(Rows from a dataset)
##############################
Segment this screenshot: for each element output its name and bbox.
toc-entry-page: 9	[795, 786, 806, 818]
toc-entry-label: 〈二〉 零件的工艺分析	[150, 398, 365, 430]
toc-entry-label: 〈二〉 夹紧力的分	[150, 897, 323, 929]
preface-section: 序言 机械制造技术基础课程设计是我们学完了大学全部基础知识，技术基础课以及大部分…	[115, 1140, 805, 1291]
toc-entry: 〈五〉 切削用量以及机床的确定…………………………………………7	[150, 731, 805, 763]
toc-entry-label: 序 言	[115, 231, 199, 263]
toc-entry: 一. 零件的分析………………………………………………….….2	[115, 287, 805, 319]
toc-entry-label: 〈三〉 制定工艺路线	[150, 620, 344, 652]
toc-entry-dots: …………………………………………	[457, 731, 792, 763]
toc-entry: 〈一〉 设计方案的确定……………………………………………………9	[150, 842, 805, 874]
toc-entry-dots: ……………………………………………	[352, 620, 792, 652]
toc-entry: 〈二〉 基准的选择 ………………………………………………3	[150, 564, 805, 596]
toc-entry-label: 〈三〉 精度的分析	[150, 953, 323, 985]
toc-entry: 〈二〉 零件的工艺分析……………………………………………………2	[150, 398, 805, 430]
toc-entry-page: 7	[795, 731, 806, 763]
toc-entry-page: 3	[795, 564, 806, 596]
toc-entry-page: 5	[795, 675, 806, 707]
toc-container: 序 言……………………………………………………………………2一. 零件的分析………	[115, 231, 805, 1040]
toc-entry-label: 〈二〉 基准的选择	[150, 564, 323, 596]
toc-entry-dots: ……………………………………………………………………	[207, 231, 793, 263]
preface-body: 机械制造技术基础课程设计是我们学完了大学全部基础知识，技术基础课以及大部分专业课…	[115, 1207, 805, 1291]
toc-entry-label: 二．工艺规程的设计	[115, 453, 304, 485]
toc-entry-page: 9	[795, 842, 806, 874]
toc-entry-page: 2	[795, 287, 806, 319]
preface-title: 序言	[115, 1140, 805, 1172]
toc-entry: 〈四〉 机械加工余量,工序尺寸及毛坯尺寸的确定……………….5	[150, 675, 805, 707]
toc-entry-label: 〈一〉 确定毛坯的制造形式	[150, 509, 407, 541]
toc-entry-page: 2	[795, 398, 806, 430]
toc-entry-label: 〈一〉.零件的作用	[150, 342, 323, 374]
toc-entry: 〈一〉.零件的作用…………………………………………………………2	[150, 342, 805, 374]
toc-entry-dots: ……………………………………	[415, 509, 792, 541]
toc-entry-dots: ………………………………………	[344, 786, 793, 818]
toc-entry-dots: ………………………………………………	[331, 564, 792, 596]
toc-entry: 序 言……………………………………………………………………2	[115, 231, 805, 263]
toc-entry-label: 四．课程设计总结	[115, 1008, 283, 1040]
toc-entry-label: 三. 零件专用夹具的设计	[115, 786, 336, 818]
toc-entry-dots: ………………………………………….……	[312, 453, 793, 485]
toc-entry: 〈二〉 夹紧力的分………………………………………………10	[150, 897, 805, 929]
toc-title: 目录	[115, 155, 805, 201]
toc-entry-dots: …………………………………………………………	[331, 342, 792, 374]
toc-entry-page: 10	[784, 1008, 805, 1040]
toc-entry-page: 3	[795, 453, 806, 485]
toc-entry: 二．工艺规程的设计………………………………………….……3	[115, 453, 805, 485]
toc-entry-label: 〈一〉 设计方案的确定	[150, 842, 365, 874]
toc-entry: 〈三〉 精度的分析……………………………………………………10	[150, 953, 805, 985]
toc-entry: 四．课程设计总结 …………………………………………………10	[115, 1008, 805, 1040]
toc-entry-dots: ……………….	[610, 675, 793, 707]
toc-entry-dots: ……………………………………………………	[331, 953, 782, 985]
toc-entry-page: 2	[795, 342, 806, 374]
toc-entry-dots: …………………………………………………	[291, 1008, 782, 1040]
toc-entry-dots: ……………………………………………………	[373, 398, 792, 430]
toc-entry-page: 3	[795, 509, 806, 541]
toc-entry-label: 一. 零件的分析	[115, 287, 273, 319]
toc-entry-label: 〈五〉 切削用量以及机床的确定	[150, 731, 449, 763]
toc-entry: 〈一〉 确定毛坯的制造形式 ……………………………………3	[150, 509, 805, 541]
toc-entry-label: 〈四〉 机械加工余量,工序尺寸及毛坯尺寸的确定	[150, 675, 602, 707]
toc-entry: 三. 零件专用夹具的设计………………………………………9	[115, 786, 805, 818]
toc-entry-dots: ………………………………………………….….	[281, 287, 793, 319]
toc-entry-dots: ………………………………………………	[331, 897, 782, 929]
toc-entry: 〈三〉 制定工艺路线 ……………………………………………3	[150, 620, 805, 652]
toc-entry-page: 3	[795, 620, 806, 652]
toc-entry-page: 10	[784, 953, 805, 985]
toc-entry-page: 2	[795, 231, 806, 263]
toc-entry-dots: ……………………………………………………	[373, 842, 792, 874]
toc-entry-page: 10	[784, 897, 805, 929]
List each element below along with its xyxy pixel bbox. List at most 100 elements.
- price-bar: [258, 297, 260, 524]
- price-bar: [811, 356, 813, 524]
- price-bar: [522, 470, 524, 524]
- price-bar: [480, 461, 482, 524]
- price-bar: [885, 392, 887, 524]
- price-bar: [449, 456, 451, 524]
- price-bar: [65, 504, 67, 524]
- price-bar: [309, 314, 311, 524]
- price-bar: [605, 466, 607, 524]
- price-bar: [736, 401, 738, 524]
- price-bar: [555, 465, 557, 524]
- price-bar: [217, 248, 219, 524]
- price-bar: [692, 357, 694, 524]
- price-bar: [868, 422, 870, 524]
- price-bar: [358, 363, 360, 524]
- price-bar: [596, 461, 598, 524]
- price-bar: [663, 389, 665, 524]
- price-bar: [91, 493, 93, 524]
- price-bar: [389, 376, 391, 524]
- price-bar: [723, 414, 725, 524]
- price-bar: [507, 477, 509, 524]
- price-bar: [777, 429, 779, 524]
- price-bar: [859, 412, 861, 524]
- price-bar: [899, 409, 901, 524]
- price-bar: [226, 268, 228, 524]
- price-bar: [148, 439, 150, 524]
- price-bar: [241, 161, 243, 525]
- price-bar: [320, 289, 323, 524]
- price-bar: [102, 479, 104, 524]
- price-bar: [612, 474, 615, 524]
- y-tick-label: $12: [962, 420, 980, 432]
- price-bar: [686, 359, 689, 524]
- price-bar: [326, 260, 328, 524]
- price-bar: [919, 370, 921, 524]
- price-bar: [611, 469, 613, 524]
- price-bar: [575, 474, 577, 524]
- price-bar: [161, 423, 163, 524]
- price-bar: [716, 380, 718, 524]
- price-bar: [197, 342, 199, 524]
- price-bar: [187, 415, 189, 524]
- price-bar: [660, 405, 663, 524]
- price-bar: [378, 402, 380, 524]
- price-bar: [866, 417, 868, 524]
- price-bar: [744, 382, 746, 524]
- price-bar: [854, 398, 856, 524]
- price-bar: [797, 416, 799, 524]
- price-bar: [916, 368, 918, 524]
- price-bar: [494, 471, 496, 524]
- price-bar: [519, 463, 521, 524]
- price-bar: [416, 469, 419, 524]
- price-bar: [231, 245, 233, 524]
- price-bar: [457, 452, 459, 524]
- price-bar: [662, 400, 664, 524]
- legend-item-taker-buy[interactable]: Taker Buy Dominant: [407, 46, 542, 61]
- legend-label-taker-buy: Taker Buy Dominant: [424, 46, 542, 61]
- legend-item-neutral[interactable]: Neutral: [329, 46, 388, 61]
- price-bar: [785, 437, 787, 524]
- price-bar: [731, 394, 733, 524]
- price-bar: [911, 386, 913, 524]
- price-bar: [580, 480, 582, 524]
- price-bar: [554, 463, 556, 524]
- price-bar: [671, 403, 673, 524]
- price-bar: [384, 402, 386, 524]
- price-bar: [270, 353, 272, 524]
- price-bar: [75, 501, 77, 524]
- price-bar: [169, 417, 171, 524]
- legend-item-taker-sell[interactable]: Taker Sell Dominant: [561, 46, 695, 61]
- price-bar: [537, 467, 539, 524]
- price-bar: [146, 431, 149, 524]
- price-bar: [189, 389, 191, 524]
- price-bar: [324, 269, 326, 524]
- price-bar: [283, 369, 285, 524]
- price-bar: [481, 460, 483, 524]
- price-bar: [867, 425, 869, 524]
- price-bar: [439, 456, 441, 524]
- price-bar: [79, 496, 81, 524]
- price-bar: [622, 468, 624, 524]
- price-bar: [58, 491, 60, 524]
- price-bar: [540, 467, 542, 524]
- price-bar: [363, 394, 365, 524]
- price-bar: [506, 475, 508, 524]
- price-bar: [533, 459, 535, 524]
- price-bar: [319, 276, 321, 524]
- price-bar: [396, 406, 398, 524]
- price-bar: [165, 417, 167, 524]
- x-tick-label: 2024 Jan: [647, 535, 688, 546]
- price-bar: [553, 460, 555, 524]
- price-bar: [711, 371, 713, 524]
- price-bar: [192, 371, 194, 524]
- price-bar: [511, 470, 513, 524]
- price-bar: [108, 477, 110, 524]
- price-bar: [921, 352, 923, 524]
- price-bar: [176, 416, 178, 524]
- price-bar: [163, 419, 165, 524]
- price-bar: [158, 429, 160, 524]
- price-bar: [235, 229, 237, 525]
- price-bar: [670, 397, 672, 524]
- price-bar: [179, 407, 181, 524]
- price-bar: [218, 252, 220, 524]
##############################
### Exercise prompt
Extract the lines of the material from its very first line through the line containing "287, 805, 319]", and reproduce them word for word with both ends included.

### Answer for this exercise
Segment this screenshot: for each element output its name and bbox.
toc-entry-page: 9	[795, 786, 806, 818]
toc-entry-label: 〈二〉 零件的工艺分析	[150, 398, 365, 430]
toc-entry-label: 〈二〉 夹紧力的分	[150, 897, 323, 929]
preface-section: 序言 机械制造技术基础课程设计是我们学完了大学全部基础知识，技术基础课以及大部分…	[115, 1140, 805, 1291]
toc-entry: 〈五〉 切削用量以及机床的确定…………………………………………7	[150, 731, 805, 763]
toc-entry-label: 序 言	[115, 231, 199, 263]
toc-entry: 一. 零件的分析………………………………………………….….2	[115, 287, 805, 319]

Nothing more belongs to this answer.